Collected data:

#####

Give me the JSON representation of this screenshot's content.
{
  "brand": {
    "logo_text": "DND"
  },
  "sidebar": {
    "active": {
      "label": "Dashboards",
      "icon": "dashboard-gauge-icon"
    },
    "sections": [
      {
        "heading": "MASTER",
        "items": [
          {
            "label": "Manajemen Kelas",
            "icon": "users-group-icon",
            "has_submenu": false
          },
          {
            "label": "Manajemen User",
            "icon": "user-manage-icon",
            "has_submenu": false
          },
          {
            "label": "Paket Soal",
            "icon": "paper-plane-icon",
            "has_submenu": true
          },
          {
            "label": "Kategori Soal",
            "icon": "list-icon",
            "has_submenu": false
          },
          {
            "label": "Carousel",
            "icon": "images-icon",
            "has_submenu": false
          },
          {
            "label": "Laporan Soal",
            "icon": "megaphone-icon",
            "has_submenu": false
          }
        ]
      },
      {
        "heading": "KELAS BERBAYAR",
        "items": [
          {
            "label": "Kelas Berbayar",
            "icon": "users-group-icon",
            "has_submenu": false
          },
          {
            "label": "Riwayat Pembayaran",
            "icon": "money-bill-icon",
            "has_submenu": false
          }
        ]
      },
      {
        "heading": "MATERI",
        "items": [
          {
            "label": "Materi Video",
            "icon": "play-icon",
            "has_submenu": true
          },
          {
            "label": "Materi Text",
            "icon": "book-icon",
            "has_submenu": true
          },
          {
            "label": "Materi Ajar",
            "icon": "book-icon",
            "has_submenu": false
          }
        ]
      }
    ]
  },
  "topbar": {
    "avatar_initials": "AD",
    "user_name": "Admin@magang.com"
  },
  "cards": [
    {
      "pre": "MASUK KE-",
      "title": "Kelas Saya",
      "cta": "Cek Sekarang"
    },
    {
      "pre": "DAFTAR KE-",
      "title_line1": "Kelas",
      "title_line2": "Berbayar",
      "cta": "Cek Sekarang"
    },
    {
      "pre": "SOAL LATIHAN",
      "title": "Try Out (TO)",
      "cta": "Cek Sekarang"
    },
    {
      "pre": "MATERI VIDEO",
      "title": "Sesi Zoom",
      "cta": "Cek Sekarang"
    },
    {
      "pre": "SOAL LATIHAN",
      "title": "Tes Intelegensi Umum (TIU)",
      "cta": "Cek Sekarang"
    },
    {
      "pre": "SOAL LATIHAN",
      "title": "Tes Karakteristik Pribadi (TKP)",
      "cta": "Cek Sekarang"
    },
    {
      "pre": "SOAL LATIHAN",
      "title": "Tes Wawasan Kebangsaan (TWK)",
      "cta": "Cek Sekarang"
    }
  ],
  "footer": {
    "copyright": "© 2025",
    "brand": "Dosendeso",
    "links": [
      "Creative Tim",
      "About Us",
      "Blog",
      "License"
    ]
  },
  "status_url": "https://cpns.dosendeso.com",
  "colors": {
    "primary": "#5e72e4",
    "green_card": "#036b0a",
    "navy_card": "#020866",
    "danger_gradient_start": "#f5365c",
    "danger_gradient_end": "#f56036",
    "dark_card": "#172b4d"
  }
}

#####

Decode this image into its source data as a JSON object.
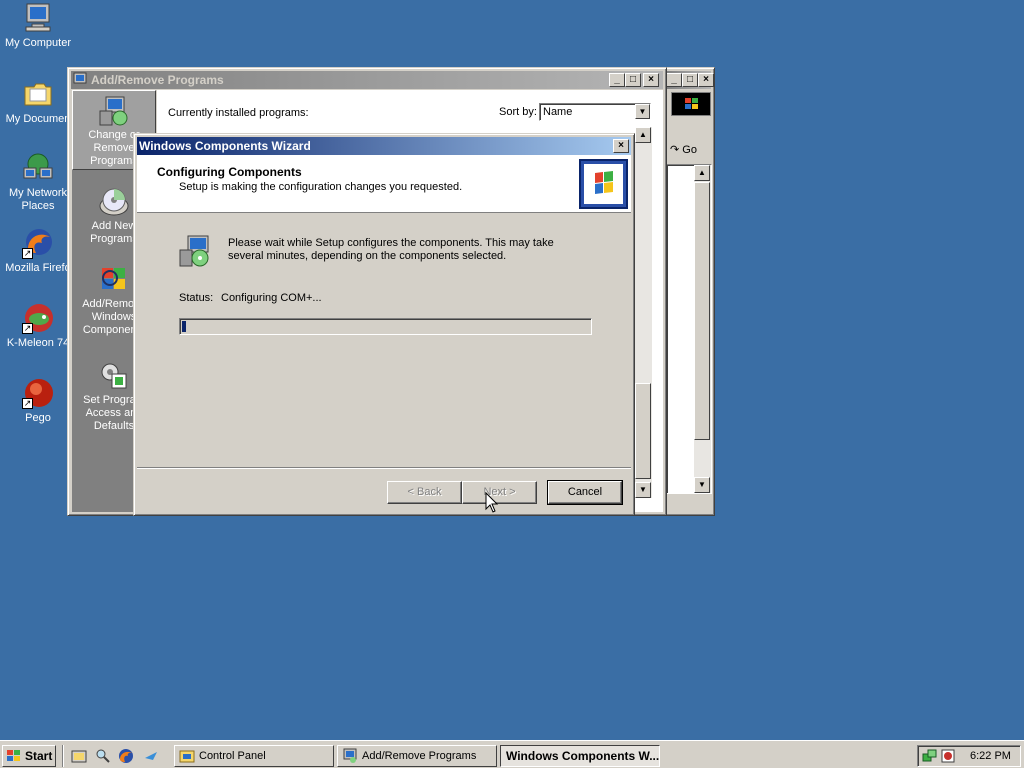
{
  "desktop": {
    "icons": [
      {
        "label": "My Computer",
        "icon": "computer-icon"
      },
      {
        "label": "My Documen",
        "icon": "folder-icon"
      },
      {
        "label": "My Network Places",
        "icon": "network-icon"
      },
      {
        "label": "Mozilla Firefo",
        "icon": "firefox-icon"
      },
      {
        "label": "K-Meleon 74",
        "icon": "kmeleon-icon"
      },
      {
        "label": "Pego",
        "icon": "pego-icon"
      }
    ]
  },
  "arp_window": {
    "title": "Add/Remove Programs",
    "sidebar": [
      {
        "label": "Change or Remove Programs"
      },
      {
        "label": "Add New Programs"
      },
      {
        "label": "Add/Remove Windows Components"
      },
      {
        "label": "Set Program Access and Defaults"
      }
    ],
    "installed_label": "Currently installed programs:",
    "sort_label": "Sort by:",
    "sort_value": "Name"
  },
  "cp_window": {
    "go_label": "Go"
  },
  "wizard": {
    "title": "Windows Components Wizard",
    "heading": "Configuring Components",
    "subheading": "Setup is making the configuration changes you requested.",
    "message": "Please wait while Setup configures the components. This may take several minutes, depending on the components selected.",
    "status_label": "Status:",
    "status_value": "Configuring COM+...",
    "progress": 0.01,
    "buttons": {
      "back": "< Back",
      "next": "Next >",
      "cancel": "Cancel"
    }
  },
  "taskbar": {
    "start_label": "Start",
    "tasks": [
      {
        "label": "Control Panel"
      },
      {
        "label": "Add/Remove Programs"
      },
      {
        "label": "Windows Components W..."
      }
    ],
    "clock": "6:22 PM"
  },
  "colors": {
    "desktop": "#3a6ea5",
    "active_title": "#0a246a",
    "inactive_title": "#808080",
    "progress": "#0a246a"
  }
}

#####

__GOAL__. Copy out every line from the material above in which the word "Configuring" appears.

__RESPONSE__.
    "heading": "Configuring Components",
    "status_value": "Configuring COM+...",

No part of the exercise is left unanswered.